_Task_
Gather from the listing below each line that includes the word "object", and copy it.

_Data for this task_
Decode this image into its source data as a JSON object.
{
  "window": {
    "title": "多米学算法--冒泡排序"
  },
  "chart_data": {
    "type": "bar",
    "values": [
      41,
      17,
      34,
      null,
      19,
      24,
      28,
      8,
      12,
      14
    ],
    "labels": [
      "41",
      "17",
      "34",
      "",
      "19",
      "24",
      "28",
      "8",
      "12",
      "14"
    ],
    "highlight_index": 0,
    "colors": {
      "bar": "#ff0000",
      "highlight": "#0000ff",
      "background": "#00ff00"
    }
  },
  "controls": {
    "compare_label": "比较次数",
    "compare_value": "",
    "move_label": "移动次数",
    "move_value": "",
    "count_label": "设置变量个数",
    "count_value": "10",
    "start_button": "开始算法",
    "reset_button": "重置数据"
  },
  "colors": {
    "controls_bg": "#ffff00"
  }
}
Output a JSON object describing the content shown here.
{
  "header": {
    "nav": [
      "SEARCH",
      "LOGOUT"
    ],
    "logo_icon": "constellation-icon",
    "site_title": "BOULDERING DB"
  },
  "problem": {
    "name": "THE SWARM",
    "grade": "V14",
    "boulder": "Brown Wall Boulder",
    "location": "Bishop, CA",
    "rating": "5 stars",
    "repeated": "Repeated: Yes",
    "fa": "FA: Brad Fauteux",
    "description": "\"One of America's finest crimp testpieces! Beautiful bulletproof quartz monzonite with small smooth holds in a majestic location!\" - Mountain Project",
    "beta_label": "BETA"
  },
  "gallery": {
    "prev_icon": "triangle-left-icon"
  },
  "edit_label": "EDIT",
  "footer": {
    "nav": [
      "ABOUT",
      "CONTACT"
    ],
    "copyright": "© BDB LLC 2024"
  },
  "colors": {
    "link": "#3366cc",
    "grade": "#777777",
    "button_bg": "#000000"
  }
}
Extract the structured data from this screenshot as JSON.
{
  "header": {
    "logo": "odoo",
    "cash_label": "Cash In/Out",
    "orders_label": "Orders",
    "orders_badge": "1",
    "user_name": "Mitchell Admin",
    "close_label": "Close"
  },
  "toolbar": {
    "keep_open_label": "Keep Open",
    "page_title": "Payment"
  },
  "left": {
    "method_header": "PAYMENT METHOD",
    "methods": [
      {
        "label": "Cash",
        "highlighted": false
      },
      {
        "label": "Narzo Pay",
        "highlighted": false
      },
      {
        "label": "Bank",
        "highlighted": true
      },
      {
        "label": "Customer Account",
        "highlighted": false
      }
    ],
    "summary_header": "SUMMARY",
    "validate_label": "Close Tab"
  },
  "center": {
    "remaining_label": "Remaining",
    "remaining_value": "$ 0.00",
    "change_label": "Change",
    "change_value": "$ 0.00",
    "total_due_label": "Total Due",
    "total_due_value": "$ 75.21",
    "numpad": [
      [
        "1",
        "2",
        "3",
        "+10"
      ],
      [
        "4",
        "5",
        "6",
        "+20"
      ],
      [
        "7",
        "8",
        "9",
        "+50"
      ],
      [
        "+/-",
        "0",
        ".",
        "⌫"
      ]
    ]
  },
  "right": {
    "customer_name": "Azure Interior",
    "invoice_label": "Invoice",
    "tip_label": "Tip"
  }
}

_Response to this exercise_
Decode this image into its source data as a JSON object.
Output a JSON object describing the content shown here.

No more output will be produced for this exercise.